**SHORT TASK**
Repeat every record below exactly, omitting any pictures.

**EXTRACTED RECORDS**
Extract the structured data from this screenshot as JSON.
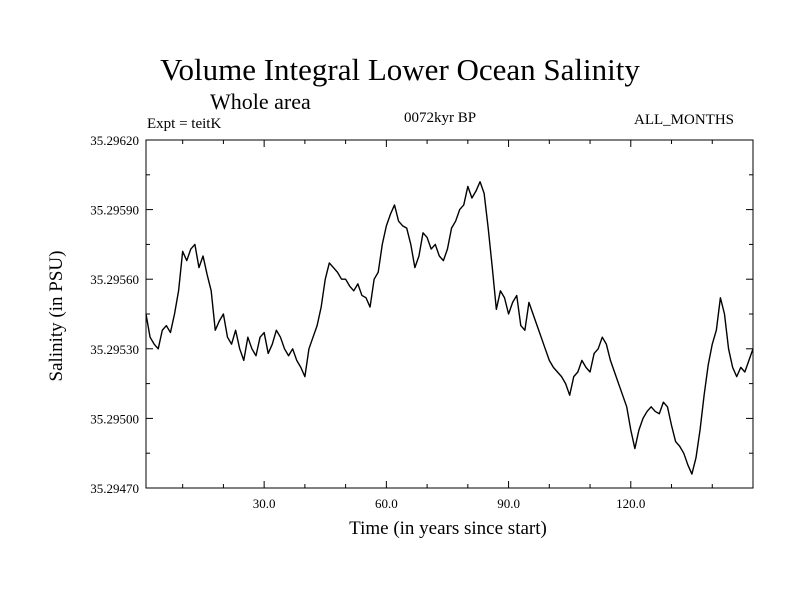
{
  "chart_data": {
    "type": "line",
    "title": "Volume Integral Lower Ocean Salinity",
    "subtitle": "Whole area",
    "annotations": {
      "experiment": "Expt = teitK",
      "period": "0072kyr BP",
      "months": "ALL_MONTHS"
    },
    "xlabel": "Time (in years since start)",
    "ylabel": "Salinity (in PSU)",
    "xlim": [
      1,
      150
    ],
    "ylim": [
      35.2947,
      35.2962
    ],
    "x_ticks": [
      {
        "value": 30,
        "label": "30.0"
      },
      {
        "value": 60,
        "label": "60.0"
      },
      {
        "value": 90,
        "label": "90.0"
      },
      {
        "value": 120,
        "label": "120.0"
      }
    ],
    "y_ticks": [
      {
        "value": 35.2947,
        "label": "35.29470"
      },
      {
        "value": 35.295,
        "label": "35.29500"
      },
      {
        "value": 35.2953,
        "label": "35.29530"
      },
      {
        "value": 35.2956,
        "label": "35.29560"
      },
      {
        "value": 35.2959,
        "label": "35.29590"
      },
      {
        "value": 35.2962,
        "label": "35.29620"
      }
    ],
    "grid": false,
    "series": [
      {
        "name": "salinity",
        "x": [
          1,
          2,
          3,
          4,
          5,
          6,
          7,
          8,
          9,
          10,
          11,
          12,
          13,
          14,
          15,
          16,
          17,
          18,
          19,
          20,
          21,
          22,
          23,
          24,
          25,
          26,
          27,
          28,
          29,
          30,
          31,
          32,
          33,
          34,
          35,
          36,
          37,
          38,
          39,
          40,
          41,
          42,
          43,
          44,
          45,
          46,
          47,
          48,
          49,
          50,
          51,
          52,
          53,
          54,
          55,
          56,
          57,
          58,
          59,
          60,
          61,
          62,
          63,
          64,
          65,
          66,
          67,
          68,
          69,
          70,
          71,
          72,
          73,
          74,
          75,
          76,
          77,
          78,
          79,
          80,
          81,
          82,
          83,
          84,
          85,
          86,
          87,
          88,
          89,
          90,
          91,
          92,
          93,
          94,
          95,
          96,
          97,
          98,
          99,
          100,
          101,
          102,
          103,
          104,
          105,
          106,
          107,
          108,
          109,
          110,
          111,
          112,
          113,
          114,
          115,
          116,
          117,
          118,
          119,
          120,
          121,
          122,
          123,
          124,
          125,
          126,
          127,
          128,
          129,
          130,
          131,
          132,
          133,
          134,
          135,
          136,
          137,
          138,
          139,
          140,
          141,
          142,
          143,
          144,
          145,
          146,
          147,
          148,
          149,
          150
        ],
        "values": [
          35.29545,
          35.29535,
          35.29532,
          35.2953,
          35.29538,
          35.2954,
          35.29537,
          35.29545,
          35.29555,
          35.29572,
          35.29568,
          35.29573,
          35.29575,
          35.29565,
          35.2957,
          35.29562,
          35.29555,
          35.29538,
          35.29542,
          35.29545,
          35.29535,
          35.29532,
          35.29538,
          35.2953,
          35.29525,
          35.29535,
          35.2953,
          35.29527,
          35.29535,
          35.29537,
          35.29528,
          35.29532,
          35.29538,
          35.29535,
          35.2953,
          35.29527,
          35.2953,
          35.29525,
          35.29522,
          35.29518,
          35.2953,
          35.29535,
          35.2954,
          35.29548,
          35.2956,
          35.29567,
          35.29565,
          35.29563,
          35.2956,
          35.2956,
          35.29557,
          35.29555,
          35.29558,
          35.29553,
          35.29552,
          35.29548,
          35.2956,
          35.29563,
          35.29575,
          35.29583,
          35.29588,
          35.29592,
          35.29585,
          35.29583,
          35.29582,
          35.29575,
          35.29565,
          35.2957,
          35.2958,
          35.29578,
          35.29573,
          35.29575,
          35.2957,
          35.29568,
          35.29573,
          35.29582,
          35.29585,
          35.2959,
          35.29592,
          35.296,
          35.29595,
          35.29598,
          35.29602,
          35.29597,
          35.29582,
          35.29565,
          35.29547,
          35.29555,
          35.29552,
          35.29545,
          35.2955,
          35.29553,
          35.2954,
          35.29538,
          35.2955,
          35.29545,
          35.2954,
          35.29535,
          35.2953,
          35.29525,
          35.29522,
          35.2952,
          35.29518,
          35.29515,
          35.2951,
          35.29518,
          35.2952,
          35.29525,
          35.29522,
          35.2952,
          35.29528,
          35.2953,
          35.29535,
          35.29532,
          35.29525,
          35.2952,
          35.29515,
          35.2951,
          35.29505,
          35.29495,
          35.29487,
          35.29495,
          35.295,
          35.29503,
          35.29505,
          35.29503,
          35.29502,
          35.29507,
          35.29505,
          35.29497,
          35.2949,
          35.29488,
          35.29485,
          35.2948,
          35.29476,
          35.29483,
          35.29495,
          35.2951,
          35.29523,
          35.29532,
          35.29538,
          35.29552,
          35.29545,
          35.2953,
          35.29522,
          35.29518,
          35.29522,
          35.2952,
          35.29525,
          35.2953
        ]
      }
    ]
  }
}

**RIGHT ANSWER**
Extract the structured data from this screenshot as JSON.
{
  "chart_data": {
    "type": "line",
    "title": "Volume Integral Lower Ocean Salinity",
    "subtitle": "Whole area",
    "annotations": {
      "experiment": "Expt = teitK",
      "period": "0072kyr BP",
      "months": "ALL_MONTHS"
    },
    "xlabel": "Time (in years since start)",
    "ylabel": "Salinity (in PSU)",
    "xlim": [
      1,
      150
    ],
    "ylim": [
      35.2947,
      35.2962
    ],
    "x_ticks": [
      {
        "value": 30,
        "label": "30.0"
      },
      {
        "value": 60,
        "label": "60.0"
      },
      {
        "value": 90,
        "label": "90.0"
      },
      {
        "value": 120,
        "label": "120.0"
      }
    ],
    "y_ticks": [
      {
        "value": 35.2947,
        "label": "35.29470"
      },
      {
        "value": 35.295,
        "label": "35.29500"
      },
      {
        "value": 35.2953,
        "label": "35.29530"
      },
      {
        "value": 35.2956,
        "label": "35.29560"
      },
      {
        "value": 35.2959,
        "label": "35.29590"
      },
      {
        "value": 35.2962,
        "label": "35.29620"
      }
    ],
    "grid": false,
    "series": [
      {
        "name": "salinity",
        "x": [
          1,
          2,
          3,
          4,
          5,
          6,
          7,
          8,
          9,
          10,
          11,
          12,
          13,
          14,
          15,
          16,
          17,
          18,
          19,
          20,
          21,
          22,
          23,
          24,
          25,
          26,
          27,
          28,
          29,
          30,
          31,
          32,
          33,
          34,
          35,
          36,
          37,
          38,
          39,
          40,
          41,
          42,
          43,
          44,
          45,
          46,
          47,
          48,
          49,
          50,
          51,
          52,
          53,
          54,
          55,
          56,
          57,
          58,
          59,
          60,
          61,
          62,
          63,
          64,
          65,
          66,
          67,
          68,
          69,
          70,
          71,
          72,
          73,
          74,
          75,
          76,
          77,
          78,
          79,
          80,
          81,
          82,
          83,
          84,
          85,
          86,
          87,
          88,
          89,
          90,
          91,
          92,
          93,
          94,
          95,
          96,
          97,
          98,
          99,
          100,
          101,
          102,
          103,
          104,
          105,
          106,
          107,
          108,
          109,
          110,
          111,
          112,
          113,
          114,
          115,
          116,
          117,
          118,
          119,
          120,
          121,
          122,
          123,
          124,
          125,
          126,
          127,
          128,
          129,
          130,
          131,
          132,
          133,
          134,
          135,
          136,
          137,
          138,
          139,
          140,
          141,
          142,
          143,
          144,
          145,
          146,
          147,
          148,
          149,
          150
        ],
        "values": [
          35.29545,
          35.29535,
          35.29532,
          35.2953,
          35.29538,
          35.2954,
          35.29537,
          35.29545,
          35.29555,
          35.29572,
          35.29568,
          35.29573,
          35.29575,
          35.29565,
          35.2957,
          35.29562,
          35.29555,
          35.29538,
          35.29542,
          35.29545,
          35.29535,
          35.29532,
          35.29538,
          35.2953,
          35.29525,
          35.29535,
          35.2953,
          35.29527,
          35.29535,
          35.29537,
          35.29528,
          35.29532,
          35.29538,
          35.29535,
          35.2953,
          35.29527,
          35.2953,
          35.29525,
          35.29522,
          35.29518,
          35.2953,
          35.29535,
          35.2954,
          35.29548,
          35.2956,
          35.29567,
          35.29565,
          35.29563,
          35.2956,
          35.2956,
          35.29557,
          35.29555,
          35.29558,
          35.29553,
          35.29552,
          35.29548,
          35.2956,
          35.29563,
          35.29575,
          35.29583,
          35.29588,
          35.29592,
          35.29585,
          35.29583,
          35.29582,
          35.29575,
          35.29565,
          35.2957,
          35.2958,
          35.29578,
          35.29573,
          35.29575,
          35.2957,
          35.29568,
          35.29573,
          35.29582,
          35.29585,
          35.2959,
          35.29592,
          35.296,
          35.29595,
          35.29598,
          35.29602,
          35.29597,
          35.29582,
          35.29565,
          35.29547,
          35.29555,
          35.29552,
          35.29545,
          35.2955,
          35.29553,
          35.2954,
          35.29538,
          35.2955,
          35.29545,
          35.2954,
          35.29535,
          35.2953,
          35.29525,
          35.29522,
          35.2952,
          35.29518,
          35.29515,
          35.2951,
          35.29518,
          35.2952,
          35.29525,
          35.29522,
          35.2952,
          35.29528,
          35.2953,
          35.29535,
          35.29532,
          35.29525,
          35.2952,
          35.29515,
          35.2951,
          35.29505,
          35.29495,
          35.29487,
          35.29495,
          35.295,
          35.29503,
          35.29505,
          35.29503,
          35.29502,
          35.29507,
          35.29505,
          35.29497,
          35.2949,
          35.29488,
          35.29485,
          35.2948,
          35.29476,
          35.29483,
          35.29495,
          35.2951,
          35.29523,
          35.29532,
          35.29538,
          35.29552,
          35.29545,
          35.2953,
          35.29522,
          35.29518,
          35.29522,
          35.2952,
          35.29525,
          35.2953
        ]
      }
    ]
  }
}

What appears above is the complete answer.